--- start of INPUT DATA ---

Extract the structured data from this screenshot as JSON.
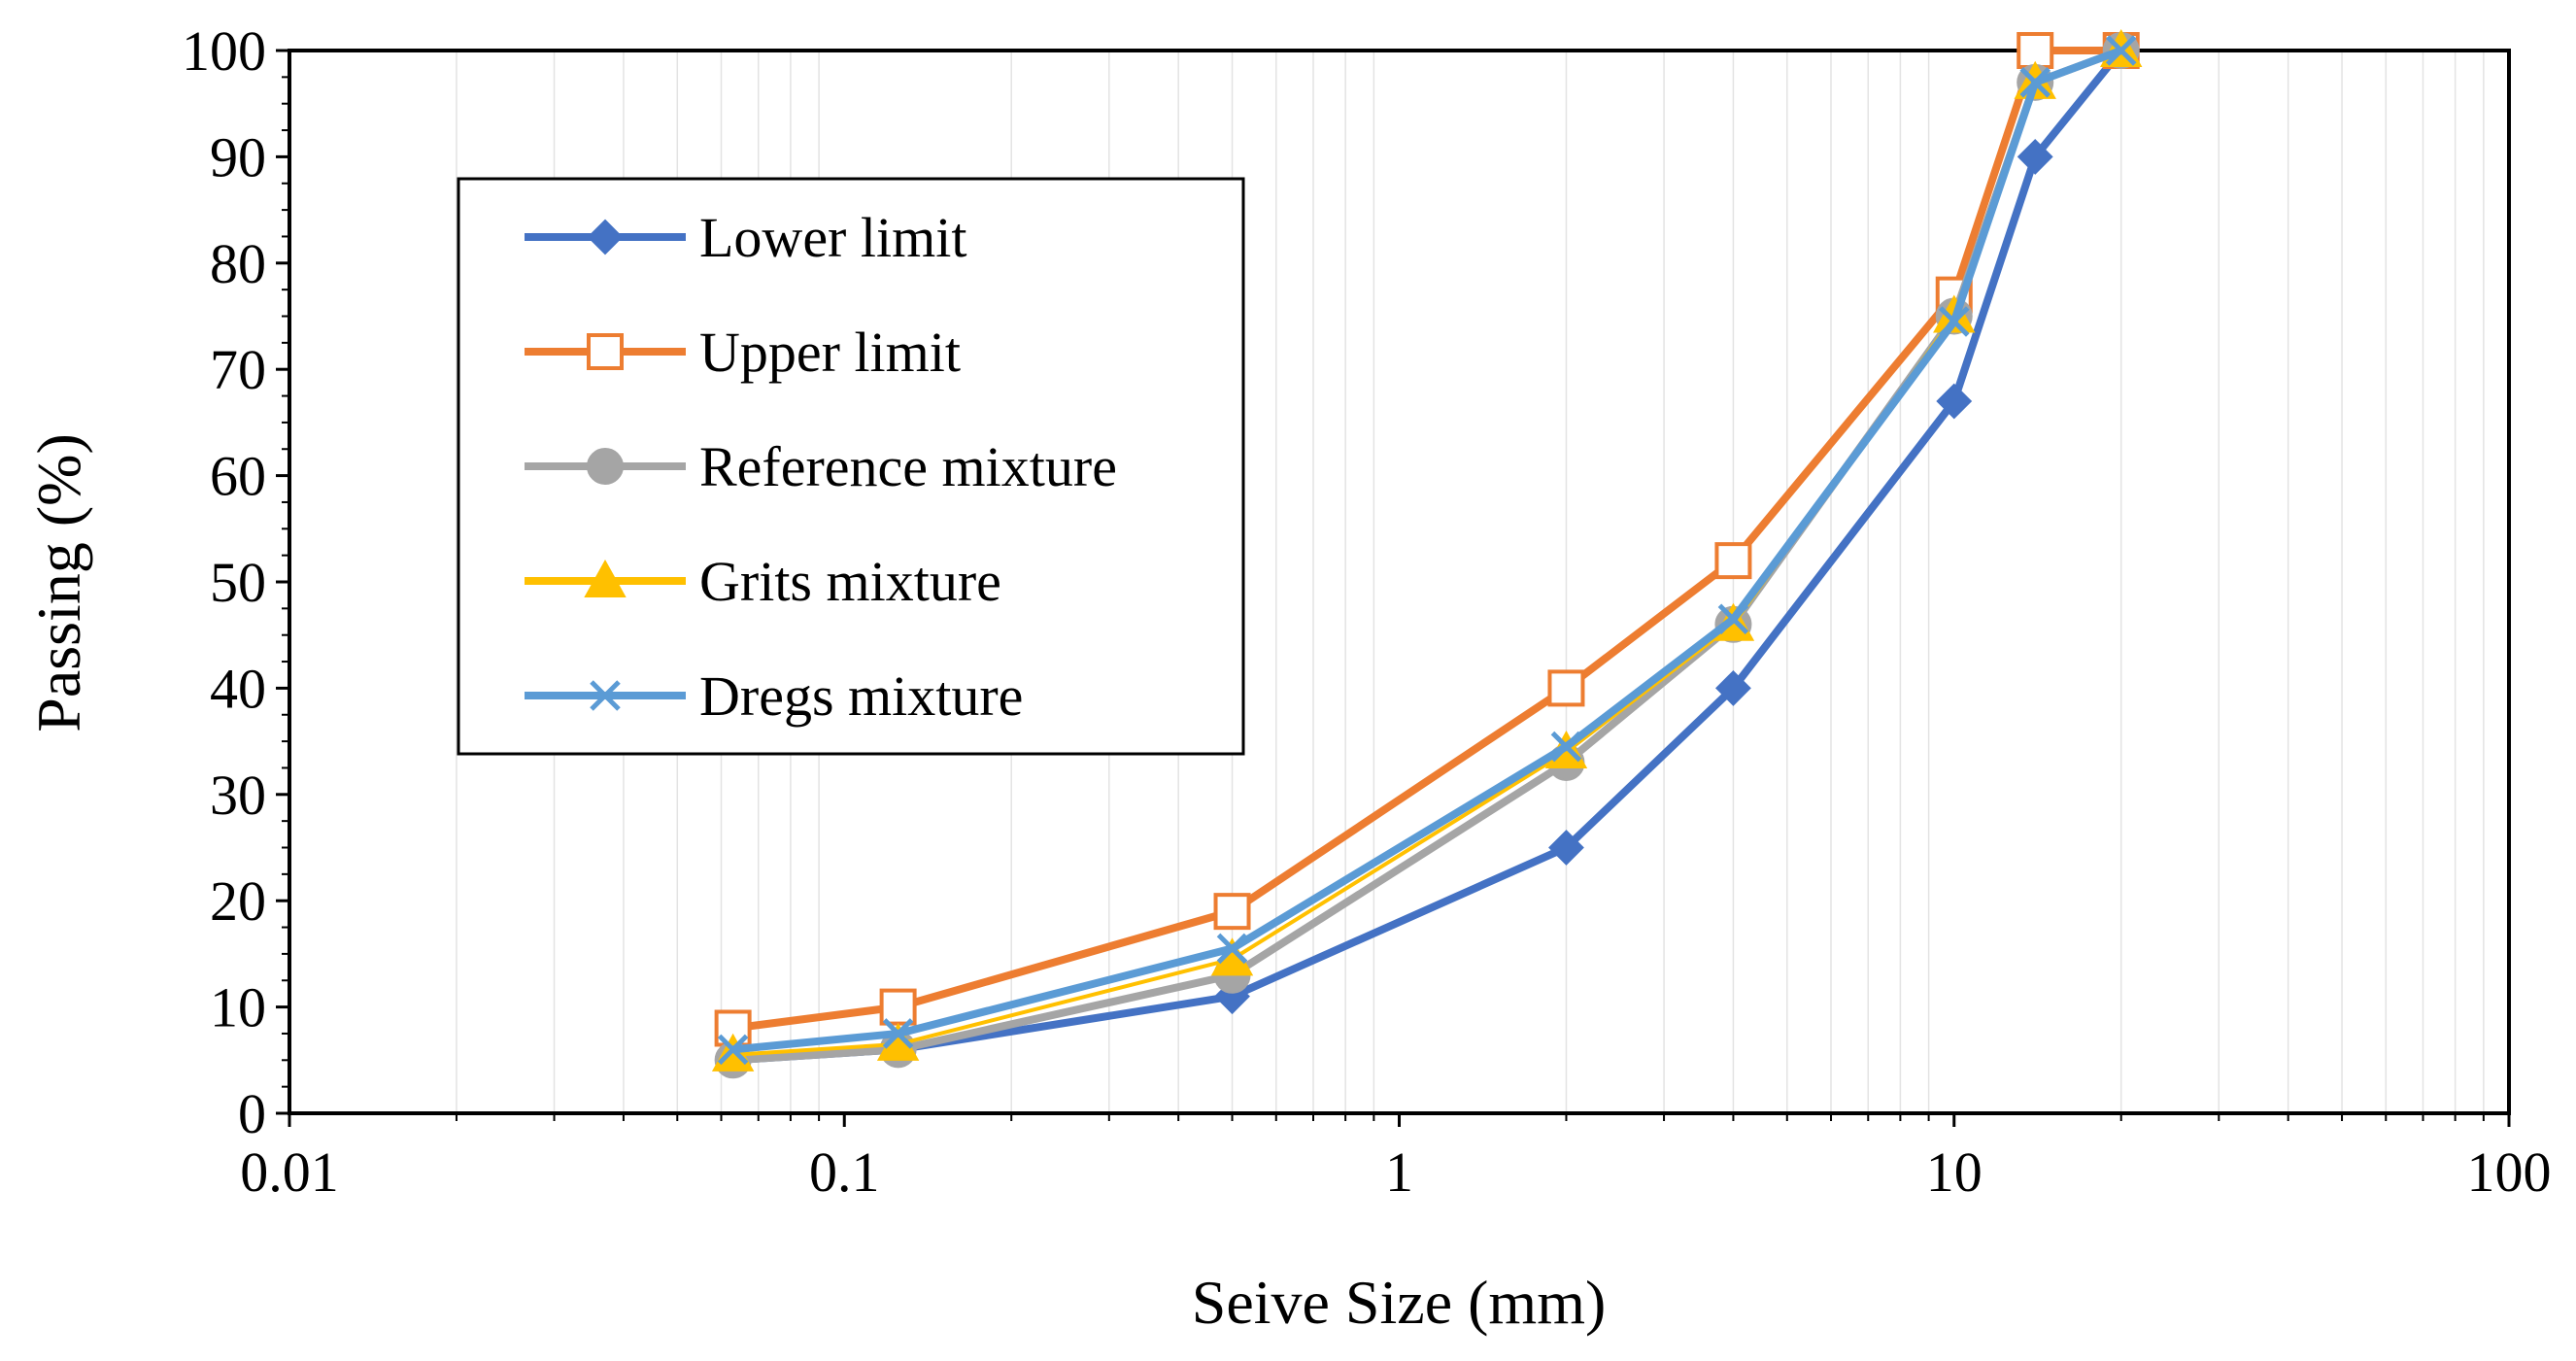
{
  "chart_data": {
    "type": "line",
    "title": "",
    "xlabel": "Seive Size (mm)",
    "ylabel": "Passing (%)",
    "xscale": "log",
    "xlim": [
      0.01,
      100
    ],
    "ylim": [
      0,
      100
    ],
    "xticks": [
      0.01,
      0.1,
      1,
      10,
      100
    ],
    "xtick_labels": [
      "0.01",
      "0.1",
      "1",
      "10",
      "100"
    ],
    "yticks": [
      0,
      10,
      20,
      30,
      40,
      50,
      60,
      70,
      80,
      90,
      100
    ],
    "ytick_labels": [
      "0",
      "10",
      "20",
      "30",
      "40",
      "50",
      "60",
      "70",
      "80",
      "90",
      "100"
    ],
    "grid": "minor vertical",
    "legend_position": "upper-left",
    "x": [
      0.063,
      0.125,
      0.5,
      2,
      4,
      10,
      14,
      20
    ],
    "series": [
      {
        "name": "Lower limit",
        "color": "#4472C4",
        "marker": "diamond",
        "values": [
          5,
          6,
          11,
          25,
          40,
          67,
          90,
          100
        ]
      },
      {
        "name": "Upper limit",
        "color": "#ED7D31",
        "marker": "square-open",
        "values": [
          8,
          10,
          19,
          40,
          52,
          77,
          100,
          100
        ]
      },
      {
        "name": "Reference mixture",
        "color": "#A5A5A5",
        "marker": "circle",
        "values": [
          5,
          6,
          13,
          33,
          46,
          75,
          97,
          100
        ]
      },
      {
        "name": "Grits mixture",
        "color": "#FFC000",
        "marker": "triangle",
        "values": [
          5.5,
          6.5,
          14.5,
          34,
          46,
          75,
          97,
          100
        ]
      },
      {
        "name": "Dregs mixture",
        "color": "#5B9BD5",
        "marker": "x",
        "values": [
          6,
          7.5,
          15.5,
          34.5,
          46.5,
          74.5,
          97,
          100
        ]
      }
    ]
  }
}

--- end of INPUT DATA ---

Say how many lines above hold the word "name", giving only the count.

5